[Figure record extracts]
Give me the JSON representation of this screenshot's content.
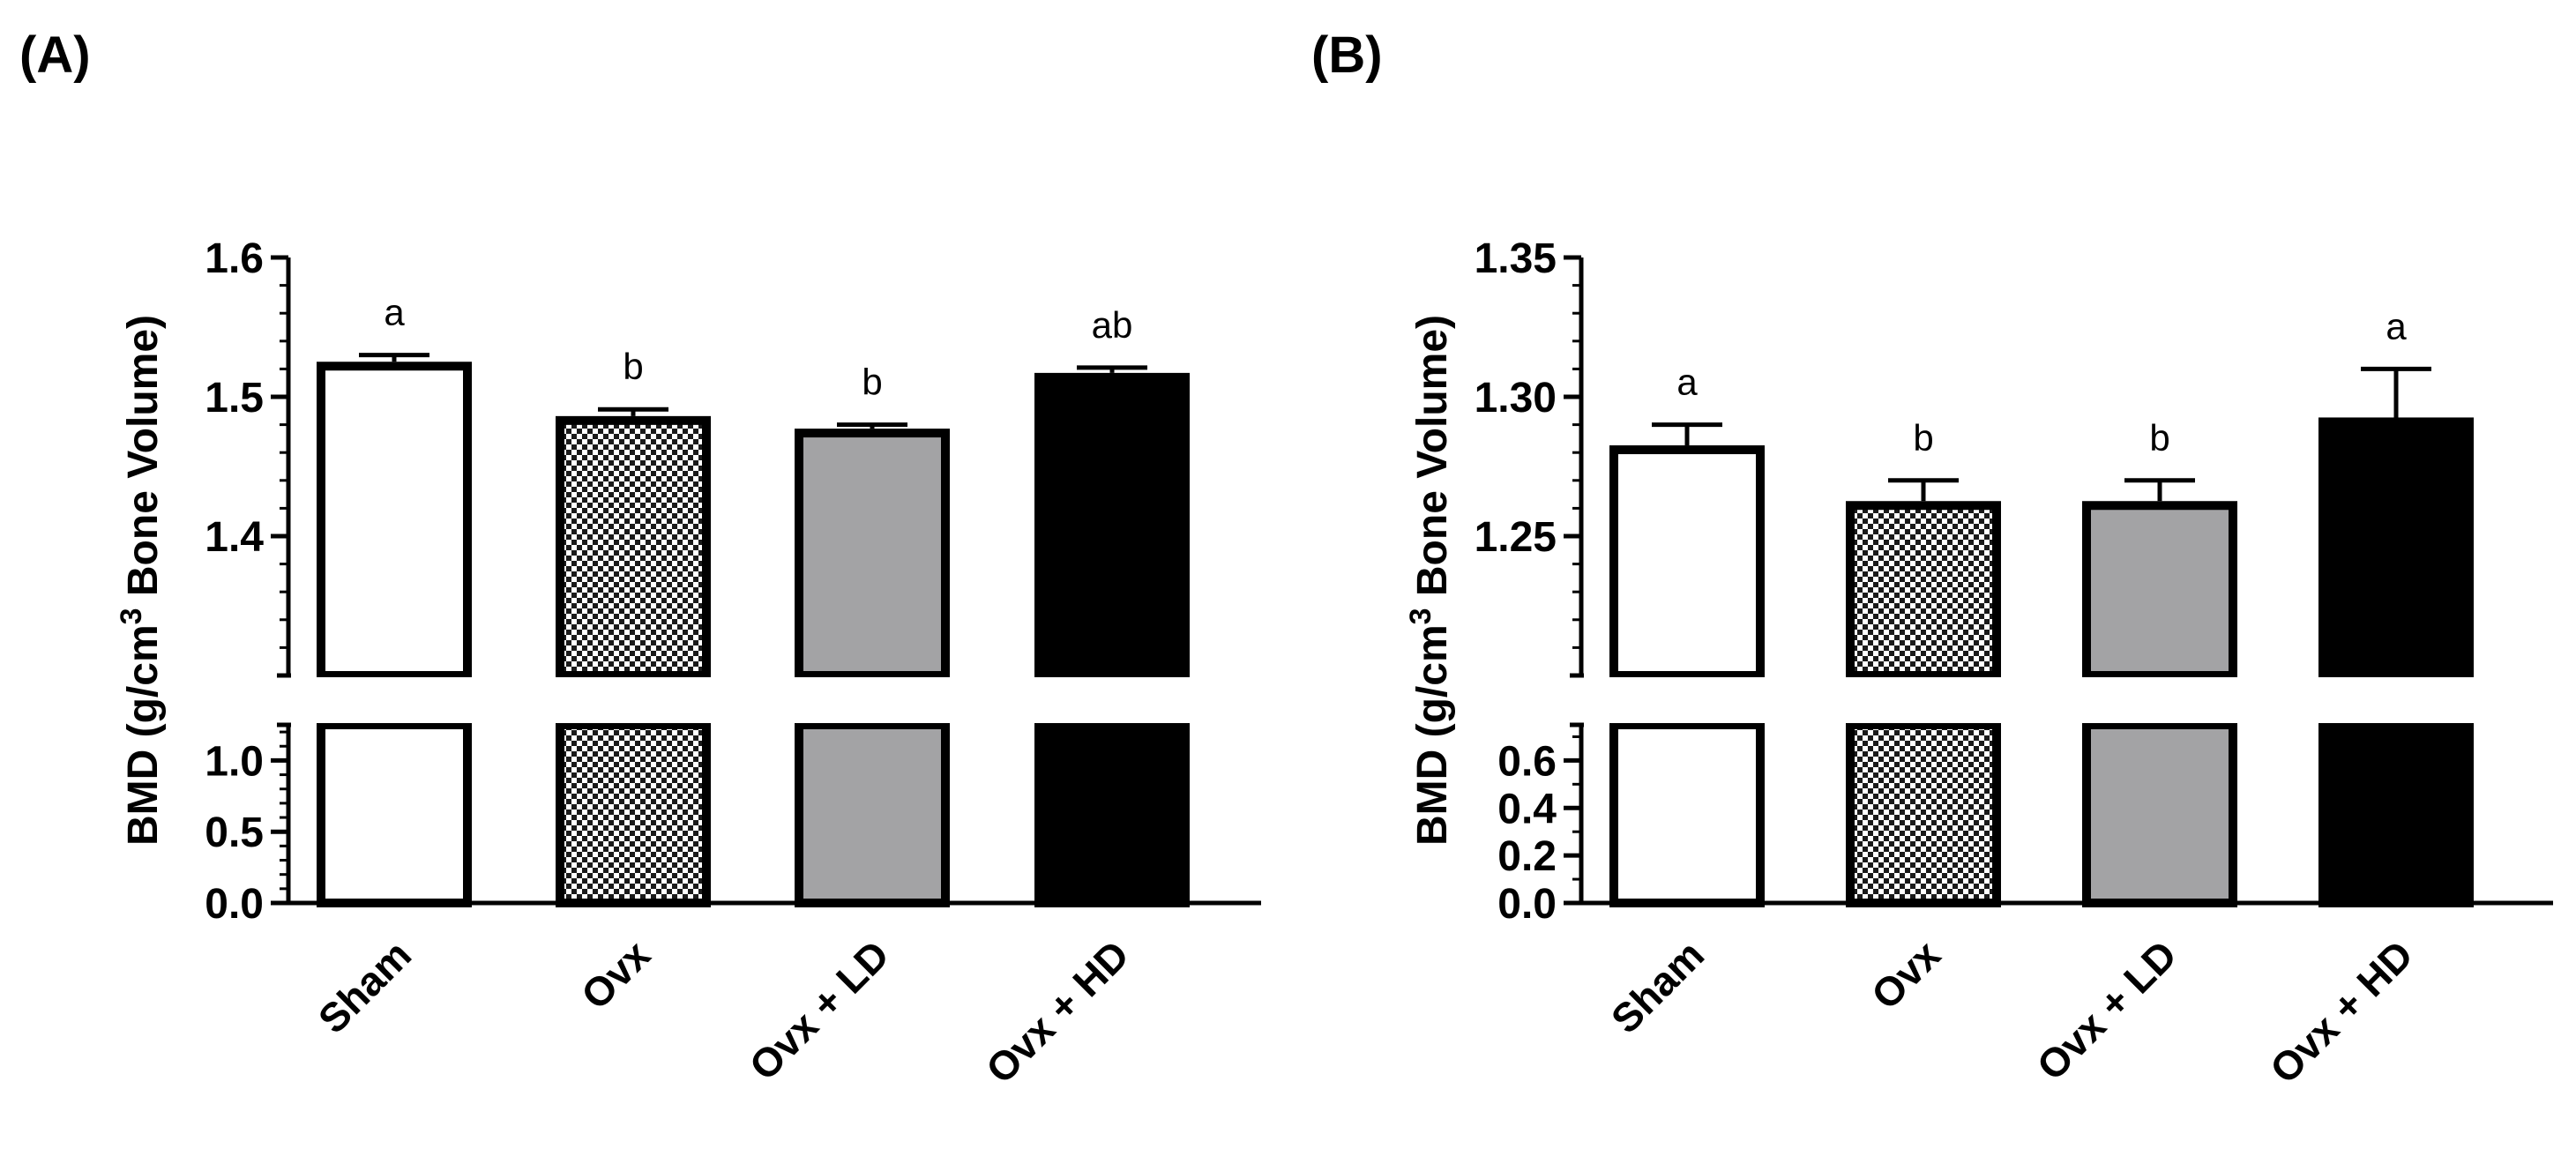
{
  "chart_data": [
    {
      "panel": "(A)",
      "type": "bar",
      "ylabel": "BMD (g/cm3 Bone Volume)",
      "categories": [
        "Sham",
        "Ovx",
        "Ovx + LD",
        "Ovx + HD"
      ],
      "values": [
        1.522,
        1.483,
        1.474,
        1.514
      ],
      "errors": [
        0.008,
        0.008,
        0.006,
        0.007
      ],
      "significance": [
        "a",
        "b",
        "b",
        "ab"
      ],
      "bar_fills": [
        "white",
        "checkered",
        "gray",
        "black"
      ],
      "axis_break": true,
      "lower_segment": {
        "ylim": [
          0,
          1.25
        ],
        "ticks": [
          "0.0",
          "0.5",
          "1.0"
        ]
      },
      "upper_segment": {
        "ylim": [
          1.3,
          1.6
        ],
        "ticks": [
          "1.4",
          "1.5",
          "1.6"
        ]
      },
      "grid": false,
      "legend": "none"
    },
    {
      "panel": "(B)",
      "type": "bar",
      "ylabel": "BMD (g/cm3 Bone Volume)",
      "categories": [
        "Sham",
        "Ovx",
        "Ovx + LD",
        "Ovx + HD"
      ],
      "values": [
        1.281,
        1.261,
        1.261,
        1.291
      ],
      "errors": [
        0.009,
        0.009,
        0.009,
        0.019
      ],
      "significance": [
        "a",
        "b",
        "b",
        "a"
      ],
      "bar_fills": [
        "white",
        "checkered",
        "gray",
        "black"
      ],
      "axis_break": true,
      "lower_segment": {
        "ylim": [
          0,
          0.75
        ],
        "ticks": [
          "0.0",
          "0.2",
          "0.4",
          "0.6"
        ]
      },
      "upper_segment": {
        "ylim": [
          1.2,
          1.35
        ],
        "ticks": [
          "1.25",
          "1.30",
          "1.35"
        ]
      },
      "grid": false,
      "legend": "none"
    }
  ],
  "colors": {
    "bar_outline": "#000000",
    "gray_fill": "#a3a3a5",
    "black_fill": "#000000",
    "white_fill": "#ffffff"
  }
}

==

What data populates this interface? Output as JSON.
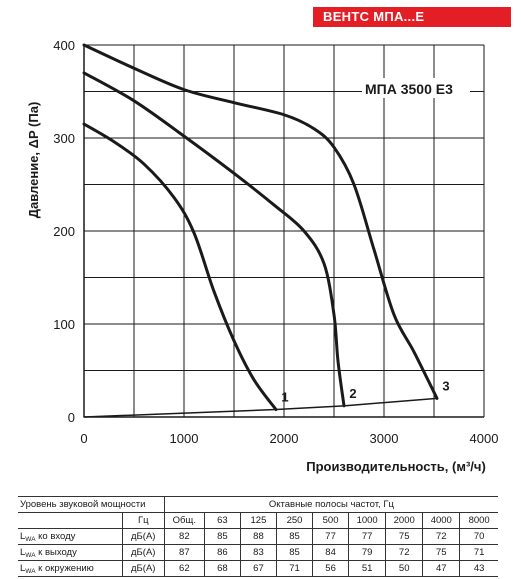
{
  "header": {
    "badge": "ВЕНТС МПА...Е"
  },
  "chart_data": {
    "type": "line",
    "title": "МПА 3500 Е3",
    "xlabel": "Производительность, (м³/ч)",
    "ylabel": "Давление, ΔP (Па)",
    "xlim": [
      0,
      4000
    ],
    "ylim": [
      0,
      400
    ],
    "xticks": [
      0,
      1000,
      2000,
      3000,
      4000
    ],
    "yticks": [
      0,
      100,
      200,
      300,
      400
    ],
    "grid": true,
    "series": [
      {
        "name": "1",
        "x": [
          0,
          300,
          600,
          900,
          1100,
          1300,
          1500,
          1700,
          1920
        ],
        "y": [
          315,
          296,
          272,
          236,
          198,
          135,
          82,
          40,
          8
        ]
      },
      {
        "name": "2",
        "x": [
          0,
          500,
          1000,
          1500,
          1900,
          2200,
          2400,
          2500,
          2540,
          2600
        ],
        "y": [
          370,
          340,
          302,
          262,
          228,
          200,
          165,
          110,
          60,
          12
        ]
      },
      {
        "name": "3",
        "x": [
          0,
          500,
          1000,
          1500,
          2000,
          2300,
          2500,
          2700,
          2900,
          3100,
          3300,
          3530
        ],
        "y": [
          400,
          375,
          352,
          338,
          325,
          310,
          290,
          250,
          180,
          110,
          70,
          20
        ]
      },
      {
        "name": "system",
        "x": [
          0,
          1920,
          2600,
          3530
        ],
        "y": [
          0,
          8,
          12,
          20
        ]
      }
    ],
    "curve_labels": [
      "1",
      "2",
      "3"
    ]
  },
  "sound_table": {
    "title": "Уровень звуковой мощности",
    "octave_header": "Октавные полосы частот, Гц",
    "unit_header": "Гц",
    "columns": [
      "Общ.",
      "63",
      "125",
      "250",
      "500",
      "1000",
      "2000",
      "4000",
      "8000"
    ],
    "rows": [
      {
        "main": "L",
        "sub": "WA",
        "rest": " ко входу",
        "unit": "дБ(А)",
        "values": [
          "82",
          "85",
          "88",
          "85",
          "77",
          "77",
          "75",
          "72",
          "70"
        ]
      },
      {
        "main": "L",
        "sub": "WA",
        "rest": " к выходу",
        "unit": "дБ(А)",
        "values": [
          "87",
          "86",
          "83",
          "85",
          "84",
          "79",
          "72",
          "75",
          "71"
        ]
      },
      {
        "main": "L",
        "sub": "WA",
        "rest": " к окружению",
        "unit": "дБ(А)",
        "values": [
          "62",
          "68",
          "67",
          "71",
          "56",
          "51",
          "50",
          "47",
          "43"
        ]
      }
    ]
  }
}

...

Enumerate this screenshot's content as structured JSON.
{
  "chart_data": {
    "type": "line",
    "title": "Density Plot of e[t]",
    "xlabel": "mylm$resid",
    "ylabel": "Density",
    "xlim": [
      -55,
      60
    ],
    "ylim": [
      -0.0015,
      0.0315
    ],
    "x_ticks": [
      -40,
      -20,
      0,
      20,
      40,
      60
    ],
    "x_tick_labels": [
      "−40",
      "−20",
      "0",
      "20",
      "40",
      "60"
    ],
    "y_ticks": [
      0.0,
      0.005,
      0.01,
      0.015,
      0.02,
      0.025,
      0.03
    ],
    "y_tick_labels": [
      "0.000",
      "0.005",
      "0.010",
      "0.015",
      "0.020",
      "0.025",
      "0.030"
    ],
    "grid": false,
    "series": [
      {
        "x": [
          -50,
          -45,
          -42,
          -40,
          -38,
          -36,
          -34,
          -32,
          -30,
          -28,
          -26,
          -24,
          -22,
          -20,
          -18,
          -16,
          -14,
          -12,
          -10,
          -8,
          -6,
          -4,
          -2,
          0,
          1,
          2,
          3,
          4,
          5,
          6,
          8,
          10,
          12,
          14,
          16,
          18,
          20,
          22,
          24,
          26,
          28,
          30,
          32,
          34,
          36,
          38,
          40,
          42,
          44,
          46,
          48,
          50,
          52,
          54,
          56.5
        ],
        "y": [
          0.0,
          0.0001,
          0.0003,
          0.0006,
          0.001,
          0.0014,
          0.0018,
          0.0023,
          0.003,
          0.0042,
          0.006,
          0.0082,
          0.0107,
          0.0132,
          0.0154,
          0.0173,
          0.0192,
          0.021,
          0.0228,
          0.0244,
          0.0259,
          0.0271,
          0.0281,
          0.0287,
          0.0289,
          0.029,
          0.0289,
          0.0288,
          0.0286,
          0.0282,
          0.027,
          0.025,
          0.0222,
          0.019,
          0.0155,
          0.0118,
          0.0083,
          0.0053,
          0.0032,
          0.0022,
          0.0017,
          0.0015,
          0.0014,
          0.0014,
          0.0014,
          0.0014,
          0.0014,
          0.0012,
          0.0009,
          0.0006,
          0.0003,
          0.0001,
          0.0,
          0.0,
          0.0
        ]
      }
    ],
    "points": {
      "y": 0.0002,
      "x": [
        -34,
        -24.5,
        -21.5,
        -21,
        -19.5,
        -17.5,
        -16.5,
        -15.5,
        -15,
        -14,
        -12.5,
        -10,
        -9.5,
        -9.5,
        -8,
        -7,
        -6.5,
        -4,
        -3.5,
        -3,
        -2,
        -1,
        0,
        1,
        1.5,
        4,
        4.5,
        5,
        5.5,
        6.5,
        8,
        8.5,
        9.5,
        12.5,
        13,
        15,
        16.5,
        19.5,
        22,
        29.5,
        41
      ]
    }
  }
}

- Required task:
Return each line in the records that holds the string "content".

- Written response:
Give me the JSON representation of this screenshot's content.
Enumerate this screenshot's content as structured JSON.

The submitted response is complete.